Given task |
In this exercise, reproduce all the entries that follow exactly.
● ● ● ●
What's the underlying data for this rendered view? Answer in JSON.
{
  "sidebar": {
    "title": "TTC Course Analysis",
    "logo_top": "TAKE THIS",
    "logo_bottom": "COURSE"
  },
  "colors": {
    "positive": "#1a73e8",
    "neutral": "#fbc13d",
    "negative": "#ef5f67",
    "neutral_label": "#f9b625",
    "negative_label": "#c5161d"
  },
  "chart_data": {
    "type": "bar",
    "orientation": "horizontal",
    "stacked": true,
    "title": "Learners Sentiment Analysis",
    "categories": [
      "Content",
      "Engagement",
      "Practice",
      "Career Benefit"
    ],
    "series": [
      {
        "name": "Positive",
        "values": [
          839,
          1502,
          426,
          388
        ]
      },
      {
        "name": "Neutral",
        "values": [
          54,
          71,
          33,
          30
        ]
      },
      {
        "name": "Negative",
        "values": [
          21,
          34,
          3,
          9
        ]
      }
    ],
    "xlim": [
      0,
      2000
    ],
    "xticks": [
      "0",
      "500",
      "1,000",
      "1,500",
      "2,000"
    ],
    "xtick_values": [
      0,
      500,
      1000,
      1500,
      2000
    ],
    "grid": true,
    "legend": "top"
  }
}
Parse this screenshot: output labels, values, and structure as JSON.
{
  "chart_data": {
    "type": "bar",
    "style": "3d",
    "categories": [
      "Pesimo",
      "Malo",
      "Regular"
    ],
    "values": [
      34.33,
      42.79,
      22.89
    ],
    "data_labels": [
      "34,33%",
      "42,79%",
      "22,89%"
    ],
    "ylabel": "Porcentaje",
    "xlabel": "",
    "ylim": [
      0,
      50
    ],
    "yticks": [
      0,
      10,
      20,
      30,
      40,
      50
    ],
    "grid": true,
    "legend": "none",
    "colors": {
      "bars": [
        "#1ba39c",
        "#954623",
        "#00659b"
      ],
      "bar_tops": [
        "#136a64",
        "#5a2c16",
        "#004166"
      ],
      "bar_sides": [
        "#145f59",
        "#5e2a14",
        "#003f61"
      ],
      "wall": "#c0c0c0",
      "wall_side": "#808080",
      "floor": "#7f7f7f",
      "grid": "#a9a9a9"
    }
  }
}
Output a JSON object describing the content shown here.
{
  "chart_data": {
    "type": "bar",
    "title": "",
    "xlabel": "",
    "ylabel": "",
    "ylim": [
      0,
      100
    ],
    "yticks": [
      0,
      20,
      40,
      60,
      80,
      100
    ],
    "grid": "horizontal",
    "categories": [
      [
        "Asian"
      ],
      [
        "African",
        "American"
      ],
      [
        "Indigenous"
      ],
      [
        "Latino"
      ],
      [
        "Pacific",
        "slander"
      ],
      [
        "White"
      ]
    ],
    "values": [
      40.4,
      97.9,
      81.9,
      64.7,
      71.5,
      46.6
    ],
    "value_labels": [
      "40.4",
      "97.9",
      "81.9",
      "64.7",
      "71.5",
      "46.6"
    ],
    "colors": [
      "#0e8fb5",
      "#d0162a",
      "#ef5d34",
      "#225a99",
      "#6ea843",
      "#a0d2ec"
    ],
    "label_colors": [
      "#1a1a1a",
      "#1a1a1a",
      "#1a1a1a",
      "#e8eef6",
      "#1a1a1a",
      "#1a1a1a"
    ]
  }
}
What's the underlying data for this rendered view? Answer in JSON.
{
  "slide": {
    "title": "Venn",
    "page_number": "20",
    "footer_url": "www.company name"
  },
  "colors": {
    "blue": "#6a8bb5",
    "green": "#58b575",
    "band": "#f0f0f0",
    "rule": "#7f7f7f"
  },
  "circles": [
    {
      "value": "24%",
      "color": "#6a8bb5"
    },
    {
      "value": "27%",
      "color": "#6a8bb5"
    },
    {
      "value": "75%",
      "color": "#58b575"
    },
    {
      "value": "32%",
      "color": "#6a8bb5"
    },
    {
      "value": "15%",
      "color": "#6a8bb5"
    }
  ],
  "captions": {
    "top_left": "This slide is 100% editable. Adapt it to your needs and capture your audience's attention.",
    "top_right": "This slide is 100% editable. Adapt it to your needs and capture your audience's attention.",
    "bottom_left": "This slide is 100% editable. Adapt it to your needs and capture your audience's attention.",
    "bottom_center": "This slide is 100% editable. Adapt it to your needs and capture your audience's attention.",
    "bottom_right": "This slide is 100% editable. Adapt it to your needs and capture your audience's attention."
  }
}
● ● ● ●
Response to the exercise |
What's the underlying data for this rendered view? Answer in JSON.
{
  "sidebar": {
    "title": "TTC Course Analysis",
    "logo_top": "TAKE THIS",
    "logo_bottom": "COURSE"
  },
  "colors": {
    "positive": "#1a73e8",
    "neutral": "#fbc13d",
    "negative": "#ef5f67",
    "neutral_label": "#f9b625",
    "negative_label": "#c5161d"
  },
  "chart_data": {
    "type": "bar",
    "orientation": "horizontal",
    "stacked": true,
    "title": "Learners Sentiment Analysis",
    "categories": [
      "Content",
      "Engagement",
      "Practice",
      "Career Benefit"
    ],
    "series": [
      {
        "name": "Positive",
        "values": [
          839,
          1502,
          426,
          388
        ]
      },
      {
        "name": "Neutral",
        "values": [
          54,
          71,
          33,
          30
        ]
      },
      {
        "name": "Negative",
        "values": [
          21,
          34,
          3,
          9
        ]
      }
    ],
    "xlim": [
      0,
      2000
    ],
    "xticks": [
      "0",
      "500",
      "1,000",
      "1,500",
      "2,000"
    ],
    "xtick_values": [
      0,
      500,
      1000,
      1500,
      2000
    ],
    "grid": true,
    "legend": "top"
  }
}
Parse this screenshot: output labels, values, and structure as JSON.
{
  "chart_data": {
    "type": "bar",
    "style": "3d",
    "categories": [
      "Pesimo",
      "Malo",
      "Regular"
    ],
    "values": [
      34.33,
      42.79,
      22.89
    ],
    "data_labels": [
      "34,33%",
      "42,79%",
      "22,89%"
    ],
    "ylabel": "Porcentaje",
    "xlabel": "",
    "ylim": [
      0,
      50
    ],
    "yticks": [
      0,
      10,
      20,
      30,
      40,
      50
    ],
    "grid": true,
    "legend": "none",
    "colors": {
      "bars": [
        "#1ba39c",
        "#954623",
        "#00659b"
      ],
      "bar_tops": [
        "#136a64",
        "#5a2c16",
        "#004166"
      ],
      "bar_sides": [
        "#145f59",
        "#5e2a14",
        "#003f61"
      ],
      "wall": "#c0c0c0",
      "wall_side": "#808080",
      "floor": "#7f7f7f",
      "grid": "#a9a9a9"
    }
  }
}
Output a JSON object describing the content shown here.
{
  "chart_data": {
    "type": "bar",
    "title": "",
    "xlabel": "",
    "ylabel": "",
    "ylim": [
      0,
      100
    ],
    "yticks": [
      0,
      20,
      40,
      60,
      80,
      100
    ],
    "grid": "horizontal",
    "categories": [
      [
        "Asian"
      ],
      [
        "African",
        "American"
      ],
      [
        "Indigenous"
      ],
      [
        "Latino"
      ],
      [
        "Pacific",
        "slander"
      ],
      [
        "White"
      ]
    ],
    "values": [
      40.4,
      97.9,
      81.9,
      64.7,
      71.5,
      46.6
    ],
    "value_labels": [
      "40.4",
      "97.9",
      "81.9",
      "64.7",
      "71.5",
      "46.6"
    ],
    "colors": [
      "#0e8fb5",
      "#d0162a",
      "#ef5d34",
      "#225a99",
      "#6ea843",
      "#a0d2ec"
    ],
    "label_colors": [
      "#1a1a1a",
      "#1a1a1a",
      "#1a1a1a",
      "#e8eef6",
      "#1a1a1a",
      "#1a1a1a"
    ]
  }
}
What's the underlying data for this rendered view? Answer in JSON.
{
  "slide": {
    "title": "Venn",
    "page_number": "20",
    "footer_url": "www.company name"
  },
  "colors": {
    "blue": "#6a8bb5",
    "green": "#58b575",
    "band": "#f0f0f0",
    "rule": "#7f7f7f"
  },
  "circles": [
    {
      "value": "24%",
      "color": "#6a8bb5"
    },
    {
      "value": "27%",
      "color": "#6a8bb5"
    },
    {
      "value": "75%",
      "color": "#58b575"
    },
    {
      "value": "32%",
      "color": "#6a8bb5"
    },
    {
      "value": "15%",
      "color": "#6a8bb5"
    }
  ],
  "captions": {
    "top_left": "This slide is 100% editable. Adapt it to your needs and capture your audience's attention.",
    "top_right": "This slide is 100% editable. Adapt it to your needs and capture your audience's attention.",
    "bottom_left": "This slide is 100% editable. Adapt it to your needs and capture your audience's attention.",
    "bottom_center": "This slide is 100% editable. Adapt it to your needs and capture your audience's attention.",
    "bottom_right": "This slide is 100% editable. Adapt it to your needs and capture your audience's attention."
  }
}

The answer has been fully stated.